ENTRIES =>

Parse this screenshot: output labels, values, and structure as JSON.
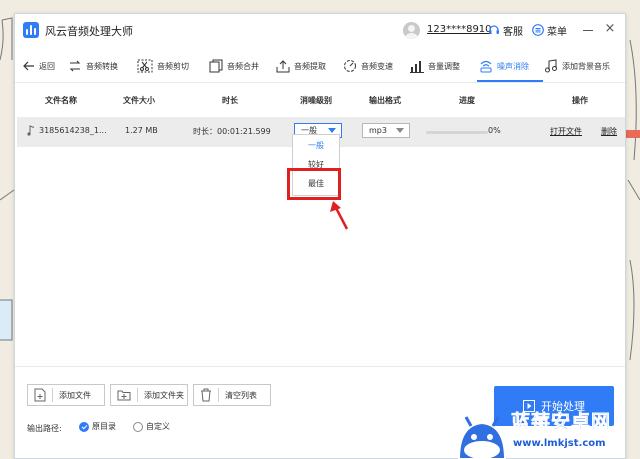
{
  "app": {
    "title": "风云音频处理大师",
    "account": "123****8910",
    "support_label": "客服",
    "menu_label": "菜单"
  },
  "toolbar": {
    "back": "返回",
    "items": [
      {
        "label": "音频转换",
        "icon": "convert-icon"
      },
      {
        "label": "音频剪切",
        "icon": "scissors-icon"
      },
      {
        "label": "音频合并",
        "icon": "merge-icon"
      },
      {
        "label": "音频提取",
        "icon": "extract-icon"
      },
      {
        "label": "音频变速",
        "icon": "speed-icon"
      },
      {
        "label": "音量调整",
        "icon": "volume-bars-icon"
      },
      {
        "label": "噪声消除",
        "icon": "noise-icon",
        "active": true
      },
      {
        "label": "添加背景音乐",
        "icon": "music-note-icon"
      }
    ]
  },
  "table": {
    "headers": [
      "文件名称",
      "文件大小",
      "时长",
      "消噪级别",
      "输出格式",
      "进度",
      "操作"
    ],
    "row": {
      "filename": "3185614238_1...",
      "size": "1.27 MB",
      "duration": "时长：00:01:21.599",
      "noise_level": "一般",
      "format": "mp3",
      "progress_text": "0%",
      "progress": 0,
      "open_file": "打开文件",
      "delete": "删除"
    }
  },
  "dropdown": {
    "options": [
      "一般",
      "较好",
      "最佳"
    ],
    "selected": "一般",
    "highlighted": "最佳"
  },
  "bottom": {
    "add_file": "添加文件",
    "add_folder": "添加文件夹",
    "clear_list": "清空列表",
    "output_path_label": "输出路径:",
    "radio_original": "原目录",
    "radio_custom": "自定义",
    "start": "开始处理"
  },
  "watermark": {
    "title": "蓝莓安卓网",
    "url": "www.lmkjst.com"
  },
  "colors": {
    "accent": "#2f7cf6",
    "highlight": "#e02020"
  }
}
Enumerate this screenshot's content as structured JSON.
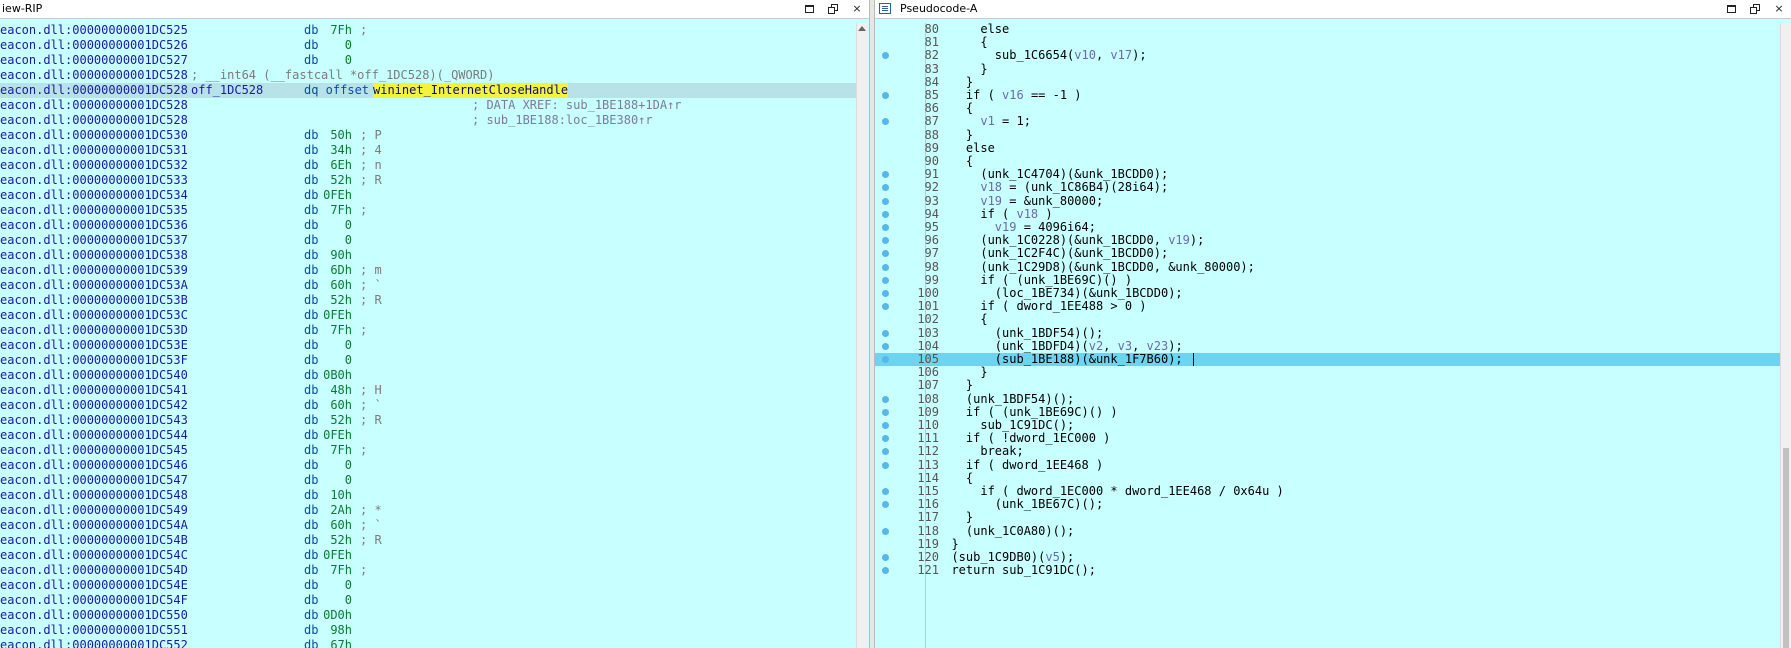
{
  "left_view": {
    "title": "iew-RIP",
    "listing": [
      {
        "addr": "eacon.dll:00000000001DC525",
        "op": "db",
        "val": "7Fh",
        "cmt": ";"
      },
      {
        "addr": "eacon.dll:00000000001DC526",
        "op": "db",
        "val": "0",
        "cmt": ""
      },
      {
        "addr": "eacon.dll:00000000001DC527",
        "op": "db",
        "val": "0",
        "cmt": ""
      },
      {
        "addr": "eacon.dll:00000000001DC528",
        "op": "",
        "val": "",
        "cmt": "",
        "longcmt": "; __int64 (__fastcall *off_1DC528)(_QWORD)"
      },
      {
        "addr": "eacon.dll:00000000001DC528",
        "lbl": "off_1DC528",
        "dq": "dq offset",
        "sym": "wininet_InternetCloseHandle",
        "highlight": true
      },
      {
        "addr": "eacon.dll:00000000001DC528",
        "xref": "; DATA XREF: sub_1BE188+1DA↑r"
      },
      {
        "addr": "eacon.dll:00000000001DC528",
        "xref": "; sub_1BE188:loc_1BE380↑r"
      },
      {
        "addr": "eacon.dll:00000000001DC530",
        "op": "db",
        "val": "50h",
        "cmt": "; P"
      },
      {
        "addr": "eacon.dll:00000000001DC531",
        "op": "db",
        "val": "34h",
        "cmt": "; 4"
      },
      {
        "addr": "eacon.dll:00000000001DC532",
        "op": "db",
        "val": "6Eh",
        "cmt": "; n"
      },
      {
        "addr": "eacon.dll:00000000001DC533",
        "op": "db",
        "val": "52h",
        "cmt": "; R"
      },
      {
        "addr": "eacon.dll:00000000001DC534",
        "op": "db",
        "val": "0FEh",
        "cmt": ""
      },
      {
        "addr": "eacon.dll:00000000001DC535",
        "op": "db",
        "val": "7Fh",
        "cmt": ";"
      },
      {
        "addr": "eacon.dll:00000000001DC536",
        "op": "db",
        "val": "0",
        "cmt": ""
      },
      {
        "addr": "eacon.dll:00000000001DC537",
        "op": "db",
        "val": "0",
        "cmt": ""
      },
      {
        "addr": "eacon.dll:00000000001DC538",
        "op": "db",
        "val": "90h",
        "cmt": ""
      },
      {
        "addr": "eacon.dll:00000000001DC539",
        "op": "db",
        "val": "6Dh",
        "cmt": "; m"
      },
      {
        "addr": "eacon.dll:00000000001DC53A",
        "op": "db",
        "val": "60h",
        "cmt": "; `"
      },
      {
        "addr": "eacon.dll:00000000001DC53B",
        "op": "db",
        "val": "52h",
        "cmt": "; R"
      },
      {
        "addr": "eacon.dll:00000000001DC53C",
        "op": "db",
        "val": "0FEh",
        "cmt": ""
      },
      {
        "addr": "eacon.dll:00000000001DC53D",
        "op": "db",
        "val": "7Fh",
        "cmt": ";"
      },
      {
        "addr": "eacon.dll:00000000001DC53E",
        "op": "db",
        "val": "0",
        "cmt": ""
      },
      {
        "addr": "eacon.dll:00000000001DC53F",
        "op": "db",
        "val": "0",
        "cmt": ""
      },
      {
        "addr": "eacon.dll:00000000001DC540",
        "op": "db",
        "val": "0B0h",
        "cmt": ""
      },
      {
        "addr": "eacon.dll:00000000001DC541",
        "op": "db",
        "val": "48h",
        "cmt": "; H"
      },
      {
        "addr": "eacon.dll:00000000001DC542",
        "op": "db",
        "val": "60h",
        "cmt": "; `"
      },
      {
        "addr": "eacon.dll:00000000001DC543",
        "op": "db",
        "val": "52h",
        "cmt": "; R"
      },
      {
        "addr": "eacon.dll:00000000001DC544",
        "op": "db",
        "val": "0FEh",
        "cmt": ""
      },
      {
        "addr": "eacon.dll:00000000001DC545",
        "op": "db",
        "val": "7Fh",
        "cmt": ";"
      },
      {
        "addr": "eacon.dll:00000000001DC546",
        "op": "db",
        "val": "0",
        "cmt": ""
      },
      {
        "addr": "eacon.dll:00000000001DC547",
        "op": "db",
        "val": "0",
        "cmt": ""
      },
      {
        "addr": "eacon.dll:00000000001DC548",
        "op": "db",
        "val": "10h",
        "cmt": ""
      },
      {
        "addr": "eacon.dll:00000000001DC549",
        "op": "db",
        "val": "2Ah",
        "cmt": "; *"
      },
      {
        "addr": "eacon.dll:00000000001DC54A",
        "op": "db",
        "val": "60h",
        "cmt": "; `"
      },
      {
        "addr": "eacon.dll:00000000001DC54B",
        "op": "db",
        "val": "52h",
        "cmt": "; R"
      },
      {
        "addr": "eacon.dll:00000000001DC54C",
        "op": "db",
        "val": "0FEh",
        "cmt": ""
      },
      {
        "addr": "eacon.dll:00000000001DC54D",
        "op": "db",
        "val": "7Fh",
        "cmt": ";"
      },
      {
        "addr": "eacon.dll:00000000001DC54E",
        "op": "db",
        "val": "0",
        "cmt": ""
      },
      {
        "addr": "eacon.dll:00000000001DC54F",
        "op": "db",
        "val": "0",
        "cmt": ""
      },
      {
        "addr": "eacon.dll:00000000001DC550",
        "op": "db",
        "val": "0D0h",
        "cmt": ""
      },
      {
        "addr": "eacon.dll:00000000001DC551",
        "op": "db",
        "val": "98h",
        "cmt": ""
      },
      {
        "addr": "eacon.dll:00000000001DC552",
        "op": "db",
        "val": "67h",
        "cmt": ""
      }
    ]
  },
  "right_view": {
    "title": "Pseudocode-A",
    "lines": [
      {
        "n": "80",
        "dot": false,
        "code": "      else"
      },
      {
        "n": "81",
        "dot": false,
        "code": "      {"
      },
      {
        "n": "82",
        "dot": true,
        "code": "        sub_1C6654(v10, v17);"
      },
      {
        "n": "83",
        "dot": false,
        "code": "      }"
      },
      {
        "n": "84",
        "dot": false,
        "code": "    }"
      },
      {
        "n": "85",
        "dot": true,
        "code": "    if ( v16 == -1 )"
      },
      {
        "n": "86",
        "dot": false,
        "code": "    {"
      },
      {
        "n": "87",
        "dot": true,
        "code": "      v1 = 1;"
      },
      {
        "n": "88",
        "dot": false,
        "code": "    }"
      },
      {
        "n": "89",
        "dot": false,
        "code": "    else"
      },
      {
        "n": "90",
        "dot": false,
        "code": "    {"
      },
      {
        "n": "91",
        "dot": true,
        "code": "      (unk_1C4704)(&unk_1BCDD0);"
      },
      {
        "n": "92",
        "dot": true,
        "code": "      v18 = (unk_1C86B4)(28i64);"
      },
      {
        "n": "93",
        "dot": true,
        "code": "      v19 = &unk_80000;"
      },
      {
        "n": "94",
        "dot": true,
        "code": "      if ( v18 )"
      },
      {
        "n": "95",
        "dot": true,
        "code": "        v19 = 4096i64;"
      },
      {
        "n": "96",
        "dot": true,
        "code": "      (unk_1C0228)(&unk_1BCDD0, v19);"
      },
      {
        "n": "97",
        "dot": true,
        "code": "      (unk_1C2F4C)(&unk_1BCDD0);"
      },
      {
        "n": "98",
        "dot": true,
        "code": "      (unk_1C29D8)(&unk_1BCDD0, &unk_80000);"
      },
      {
        "n": "99",
        "dot": true,
        "code": "      if ( (unk_1BE69C)() )"
      },
      {
        "n": "100",
        "dot": true,
        "code": "        (loc_1BE734)(&unk_1BCDD0);"
      },
      {
        "n": "101",
        "dot": true,
        "code": "      if ( dword_1EE488 > 0 )"
      },
      {
        "n": "102",
        "dot": false,
        "code": "      {"
      },
      {
        "n": "103",
        "dot": true,
        "code": "        (unk_1BDF54)();"
      },
      {
        "n": "104",
        "dot": true,
        "code": "        (unk_1BDFD4)(v2, v3, v23);"
      },
      {
        "n": "105",
        "dot": true,
        "code": "        (sub_1BE188)(&unk_1F7B60);",
        "current": true
      },
      {
        "n": "106",
        "dot": false,
        "code": "      }"
      },
      {
        "n": "107",
        "dot": false,
        "code": "    }"
      },
      {
        "n": "108",
        "dot": true,
        "code": "    (unk_1BDF54)();"
      },
      {
        "n": "109",
        "dot": true,
        "code": "    if ( (unk_1BE69C)() )"
      },
      {
        "n": "110",
        "dot": true,
        "code": "      sub_1C91DC();"
      },
      {
        "n": "111",
        "dot": true,
        "code": "    if ( !dword_1EC000 )"
      },
      {
        "n": "112",
        "dot": true,
        "code": "      break;"
      },
      {
        "n": "113",
        "dot": true,
        "code": "    if ( dword_1EE468 )"
      },
      {
        "n": "114",
        "dot": false,
        "code": "    {"
      },
      {
        "n": "115",
        "dot": true,
        "code": "      if ( dword_1EC000 * dword_1EE468 / 0x64u )"
      },
      {
        "n": "116",
        "dot": true,
        "code": "        (unk_1BE67C)();"
      },
      {
        "n": "117",
        "dot": false,
        "code": "    }"
      },
      {
        "n": "118",
        "dot": true,
        "code": "    (unk_1C0A80)();"
      },
      {
        "n": "119",
        "dot": false,
        "code": "  }"
      },
      {
        "n": "120",
        "dot": true,
        "code": "  (sub_1C9DB0)(v5);"
      },
      {
        "n": "121",
        "dot": true,
        "code": "  return sub_1C91DC();"
      }
    ]
  },
  "window_buttons": {
    "restore_label": "",
    "close_label": "×"
  }
}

TASK DETAILS => From the listing above, copy out each line where the word "this" appears.

CORRECT RESPONSE =>
Parse this screenshot: output labels, values, and structure as JSON.
Enumerate this screenshot's content as structured JSON.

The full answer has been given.